▶ _What you will do_
Substitute "thickness-marker" for "thickness-point" in the rows between the lines holding "rh2m-point: [750, 851, 757, 858]" and "date-label-bottom-7: 21MAY: [841, 1070, 885, 1085]", inclusive. Reproduce only those rows, with everything else unchanged.
## START Data provided
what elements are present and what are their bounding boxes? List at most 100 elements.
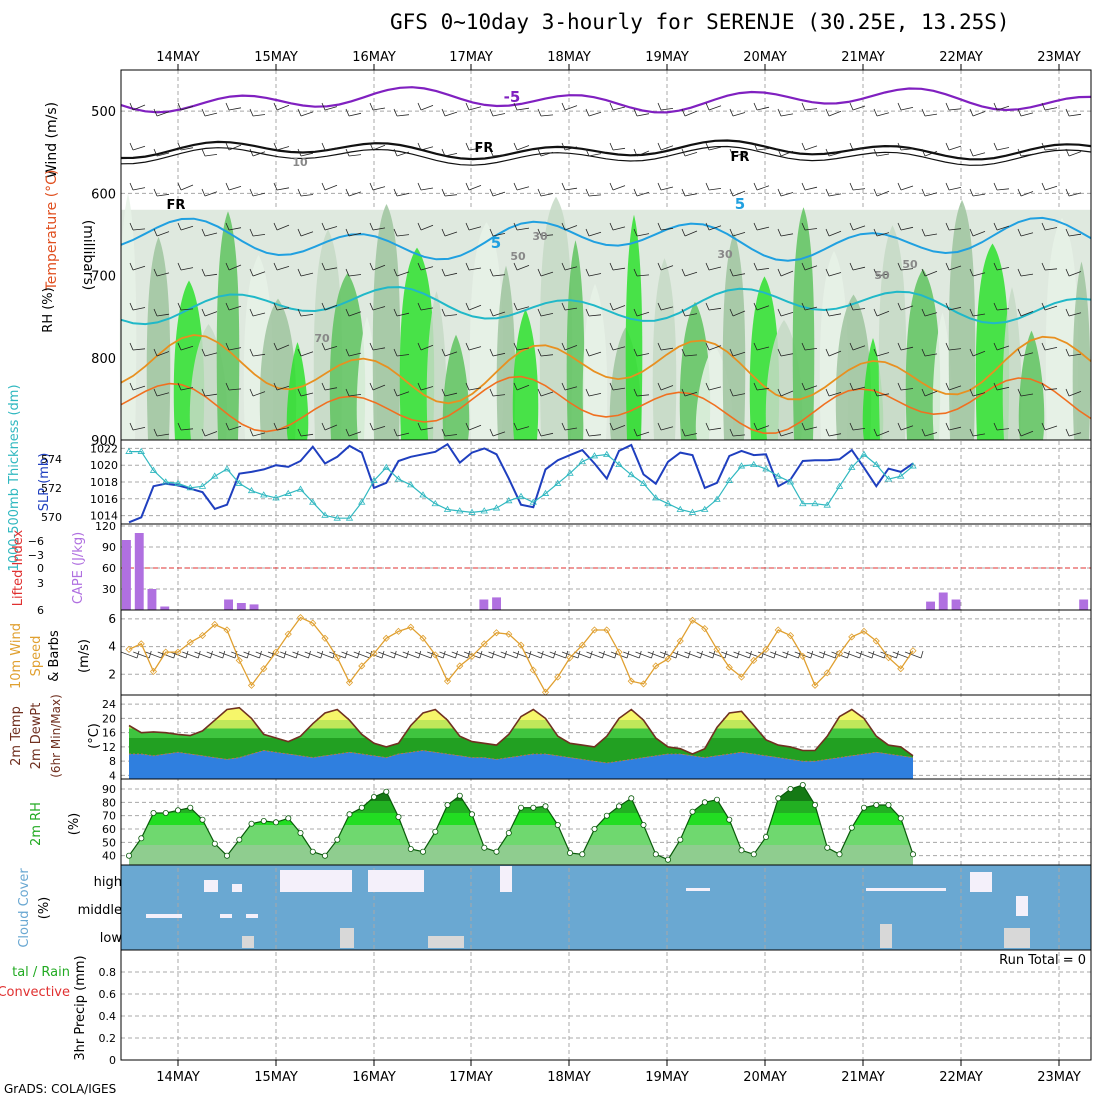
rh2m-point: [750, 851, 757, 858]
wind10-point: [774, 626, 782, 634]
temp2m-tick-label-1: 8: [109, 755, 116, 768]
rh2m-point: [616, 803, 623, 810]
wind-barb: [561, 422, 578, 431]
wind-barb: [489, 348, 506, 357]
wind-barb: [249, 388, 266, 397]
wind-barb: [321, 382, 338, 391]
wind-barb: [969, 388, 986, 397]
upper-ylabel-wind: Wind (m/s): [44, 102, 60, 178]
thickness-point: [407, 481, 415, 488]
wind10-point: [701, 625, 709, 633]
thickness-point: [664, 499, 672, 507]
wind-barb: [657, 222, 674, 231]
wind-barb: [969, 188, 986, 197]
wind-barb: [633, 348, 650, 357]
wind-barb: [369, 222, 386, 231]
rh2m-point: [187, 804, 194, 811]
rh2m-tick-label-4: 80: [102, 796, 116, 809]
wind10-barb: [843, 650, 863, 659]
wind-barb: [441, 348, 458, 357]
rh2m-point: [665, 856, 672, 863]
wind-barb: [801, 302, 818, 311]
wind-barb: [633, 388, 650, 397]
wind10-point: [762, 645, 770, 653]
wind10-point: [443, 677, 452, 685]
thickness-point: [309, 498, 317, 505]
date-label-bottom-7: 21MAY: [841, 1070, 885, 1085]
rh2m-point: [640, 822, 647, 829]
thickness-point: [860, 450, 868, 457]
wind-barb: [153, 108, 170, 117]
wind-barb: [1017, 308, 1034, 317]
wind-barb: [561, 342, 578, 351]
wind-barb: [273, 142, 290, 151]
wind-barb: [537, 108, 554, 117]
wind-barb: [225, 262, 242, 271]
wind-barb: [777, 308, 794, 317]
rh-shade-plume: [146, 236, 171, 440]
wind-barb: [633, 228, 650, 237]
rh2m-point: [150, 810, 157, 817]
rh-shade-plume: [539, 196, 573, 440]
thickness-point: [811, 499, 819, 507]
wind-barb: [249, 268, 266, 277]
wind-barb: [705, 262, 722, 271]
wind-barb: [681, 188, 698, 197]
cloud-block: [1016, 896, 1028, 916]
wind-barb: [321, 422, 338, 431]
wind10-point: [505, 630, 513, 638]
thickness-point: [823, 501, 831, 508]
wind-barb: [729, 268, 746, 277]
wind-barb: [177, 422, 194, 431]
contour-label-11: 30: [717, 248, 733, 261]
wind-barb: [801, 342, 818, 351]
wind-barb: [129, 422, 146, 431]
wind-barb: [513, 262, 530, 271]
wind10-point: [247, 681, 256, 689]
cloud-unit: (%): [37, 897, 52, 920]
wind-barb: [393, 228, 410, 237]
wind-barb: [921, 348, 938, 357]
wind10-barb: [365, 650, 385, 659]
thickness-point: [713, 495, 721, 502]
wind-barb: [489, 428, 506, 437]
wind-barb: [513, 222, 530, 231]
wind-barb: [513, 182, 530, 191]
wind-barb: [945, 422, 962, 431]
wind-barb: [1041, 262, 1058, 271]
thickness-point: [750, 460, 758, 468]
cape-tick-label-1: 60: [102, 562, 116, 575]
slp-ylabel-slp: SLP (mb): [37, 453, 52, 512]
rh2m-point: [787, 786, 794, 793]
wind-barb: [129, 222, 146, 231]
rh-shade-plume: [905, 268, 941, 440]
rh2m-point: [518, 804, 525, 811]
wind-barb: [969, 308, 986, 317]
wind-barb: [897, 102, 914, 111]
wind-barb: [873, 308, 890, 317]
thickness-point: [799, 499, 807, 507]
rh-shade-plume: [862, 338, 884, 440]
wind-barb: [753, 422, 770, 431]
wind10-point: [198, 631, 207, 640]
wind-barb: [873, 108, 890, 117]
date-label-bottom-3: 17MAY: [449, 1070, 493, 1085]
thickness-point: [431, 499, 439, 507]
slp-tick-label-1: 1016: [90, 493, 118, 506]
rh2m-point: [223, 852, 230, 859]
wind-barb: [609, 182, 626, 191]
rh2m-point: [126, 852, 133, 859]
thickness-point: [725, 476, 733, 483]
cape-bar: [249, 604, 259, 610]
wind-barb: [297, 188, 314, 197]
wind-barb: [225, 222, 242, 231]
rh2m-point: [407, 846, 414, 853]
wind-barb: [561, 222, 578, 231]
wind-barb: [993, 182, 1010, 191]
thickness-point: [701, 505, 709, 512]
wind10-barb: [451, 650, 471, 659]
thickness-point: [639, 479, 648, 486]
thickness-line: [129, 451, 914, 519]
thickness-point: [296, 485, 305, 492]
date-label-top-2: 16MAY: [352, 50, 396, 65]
## END Data provided
## START Data provided
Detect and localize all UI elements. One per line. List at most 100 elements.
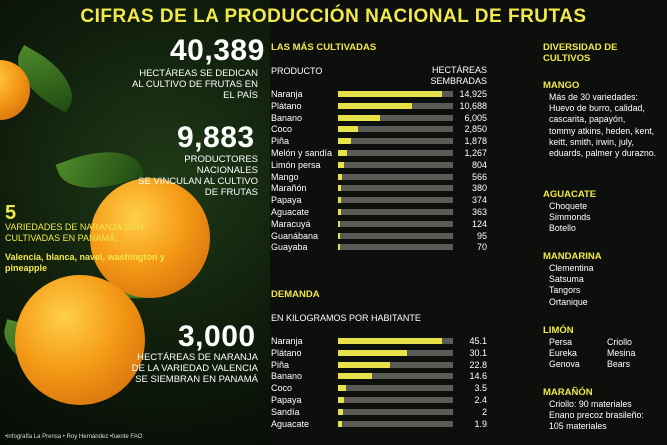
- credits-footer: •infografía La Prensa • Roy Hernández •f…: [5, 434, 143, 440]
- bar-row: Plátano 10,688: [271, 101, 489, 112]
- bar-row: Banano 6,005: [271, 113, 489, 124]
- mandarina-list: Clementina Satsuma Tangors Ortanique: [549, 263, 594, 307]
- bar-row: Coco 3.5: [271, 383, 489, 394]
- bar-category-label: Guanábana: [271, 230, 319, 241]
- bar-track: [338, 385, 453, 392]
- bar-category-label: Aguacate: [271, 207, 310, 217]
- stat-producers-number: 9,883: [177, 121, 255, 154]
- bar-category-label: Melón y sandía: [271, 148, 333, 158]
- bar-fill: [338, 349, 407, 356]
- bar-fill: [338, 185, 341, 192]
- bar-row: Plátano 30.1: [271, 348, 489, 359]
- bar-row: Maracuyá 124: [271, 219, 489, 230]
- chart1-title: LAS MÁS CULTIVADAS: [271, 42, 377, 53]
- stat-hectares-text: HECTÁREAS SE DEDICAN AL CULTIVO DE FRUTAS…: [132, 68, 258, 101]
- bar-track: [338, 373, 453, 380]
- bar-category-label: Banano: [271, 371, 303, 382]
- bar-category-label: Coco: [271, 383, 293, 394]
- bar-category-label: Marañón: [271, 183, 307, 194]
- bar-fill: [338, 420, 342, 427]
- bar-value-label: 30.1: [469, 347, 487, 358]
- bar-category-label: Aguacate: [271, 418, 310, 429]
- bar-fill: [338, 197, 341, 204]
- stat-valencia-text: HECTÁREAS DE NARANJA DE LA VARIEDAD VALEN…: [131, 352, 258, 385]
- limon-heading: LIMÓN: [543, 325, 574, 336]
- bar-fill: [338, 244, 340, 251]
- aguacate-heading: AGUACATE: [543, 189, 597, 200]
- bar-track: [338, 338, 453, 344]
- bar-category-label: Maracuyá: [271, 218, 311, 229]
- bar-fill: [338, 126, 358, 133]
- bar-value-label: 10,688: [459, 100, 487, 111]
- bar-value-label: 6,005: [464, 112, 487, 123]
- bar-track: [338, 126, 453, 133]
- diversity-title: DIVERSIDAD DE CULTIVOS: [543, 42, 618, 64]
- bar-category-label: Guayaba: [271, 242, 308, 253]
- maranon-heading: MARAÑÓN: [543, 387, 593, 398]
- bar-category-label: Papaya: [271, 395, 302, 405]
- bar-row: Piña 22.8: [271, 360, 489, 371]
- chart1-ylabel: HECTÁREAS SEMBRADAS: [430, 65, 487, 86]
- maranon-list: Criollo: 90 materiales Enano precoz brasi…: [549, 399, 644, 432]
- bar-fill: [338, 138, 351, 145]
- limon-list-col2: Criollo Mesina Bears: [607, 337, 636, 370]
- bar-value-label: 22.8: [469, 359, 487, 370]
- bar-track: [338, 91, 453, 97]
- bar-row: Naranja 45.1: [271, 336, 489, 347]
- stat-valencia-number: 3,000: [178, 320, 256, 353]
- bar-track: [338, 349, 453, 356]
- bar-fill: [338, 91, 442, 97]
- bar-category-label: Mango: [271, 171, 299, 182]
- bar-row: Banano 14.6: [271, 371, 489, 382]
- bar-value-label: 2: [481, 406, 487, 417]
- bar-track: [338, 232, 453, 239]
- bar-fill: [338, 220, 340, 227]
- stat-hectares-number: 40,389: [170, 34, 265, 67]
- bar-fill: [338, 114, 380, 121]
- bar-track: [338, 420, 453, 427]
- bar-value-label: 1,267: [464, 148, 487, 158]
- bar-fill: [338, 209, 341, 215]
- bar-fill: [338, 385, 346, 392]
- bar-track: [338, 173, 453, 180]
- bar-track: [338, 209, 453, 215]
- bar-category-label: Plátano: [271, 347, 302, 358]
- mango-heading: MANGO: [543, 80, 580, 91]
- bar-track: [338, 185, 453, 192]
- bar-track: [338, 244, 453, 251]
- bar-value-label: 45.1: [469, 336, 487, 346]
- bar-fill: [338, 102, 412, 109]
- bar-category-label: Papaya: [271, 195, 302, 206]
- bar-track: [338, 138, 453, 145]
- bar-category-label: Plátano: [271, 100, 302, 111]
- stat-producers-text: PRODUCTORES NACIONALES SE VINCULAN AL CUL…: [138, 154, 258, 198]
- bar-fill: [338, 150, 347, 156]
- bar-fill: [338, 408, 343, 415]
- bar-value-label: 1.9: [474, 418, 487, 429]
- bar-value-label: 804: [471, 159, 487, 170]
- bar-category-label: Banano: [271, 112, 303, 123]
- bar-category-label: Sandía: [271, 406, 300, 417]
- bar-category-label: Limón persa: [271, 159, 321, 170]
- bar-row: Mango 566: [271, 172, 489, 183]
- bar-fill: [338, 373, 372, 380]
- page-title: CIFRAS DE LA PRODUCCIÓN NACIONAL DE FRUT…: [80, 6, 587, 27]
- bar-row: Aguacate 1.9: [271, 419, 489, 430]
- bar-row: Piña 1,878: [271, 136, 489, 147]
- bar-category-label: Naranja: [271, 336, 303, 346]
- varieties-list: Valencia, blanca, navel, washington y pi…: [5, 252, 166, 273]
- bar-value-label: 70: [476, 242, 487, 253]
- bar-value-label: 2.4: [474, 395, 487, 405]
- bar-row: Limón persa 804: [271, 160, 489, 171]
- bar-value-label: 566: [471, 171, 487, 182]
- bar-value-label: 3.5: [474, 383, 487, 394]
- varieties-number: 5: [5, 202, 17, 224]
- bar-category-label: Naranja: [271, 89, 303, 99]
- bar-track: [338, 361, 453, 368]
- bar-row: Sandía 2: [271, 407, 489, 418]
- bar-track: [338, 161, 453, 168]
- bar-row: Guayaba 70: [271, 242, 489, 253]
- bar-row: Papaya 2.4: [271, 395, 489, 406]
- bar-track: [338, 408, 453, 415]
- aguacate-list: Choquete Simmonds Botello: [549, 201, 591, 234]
## END Data provided
▶ _Right answer_
rh2m-point: [750, 851, 757, 858]
wind10-point: [774, 626, 782, 634]
temp2m-tick-label-1: 8: [109, 755, 116, 768]
rh2m-point: [616, 803, 623, 810]
wind-barb: [561, 422, 578, 431]
wind-barb: [489, 348, 506, 357]
wind-barb: [249, 388, 266, 397]
wind-barb: [321, 382, 338, 391]
wind-barb: [969, 388, 986, 397]
upper-ylabel-wind: Wind (m/s): [44, 102, 60, 178]
thickness-marker: [407, 481, 415, 488]
wind10-point: [701, 625, 709, 633]
thickness-marker: [664, 499, 672, 507]
wind-barb: [657, 222, 674, 231]
wind-barb: [969, 188, 986, 197]
wind-barb: [633, 348, 650, 357]
wind-barb: [369, 222, 386, 231]
rh2m-point: [187, 804, 194, 811]
rh2m-tick-label-4: 80: [102, 796, 116, 809]
wind10-barb: [843, 650, 863, 659]
wind-barb: [441, 348, 458, 357]
rh2m-point: [665, 856, 672, 863]
wind-barb: [801, 302, 818, 311]
wind-barb: [633, 388, 650, 397]
wind10-point: [762, 645, 770, 653]
wind10-point: [443, 677, 452, 685]
thickness-marker: [309, 498, 317, 505]
date-label-bottom-7: 21MAY: [841, 1070, 885, 1085]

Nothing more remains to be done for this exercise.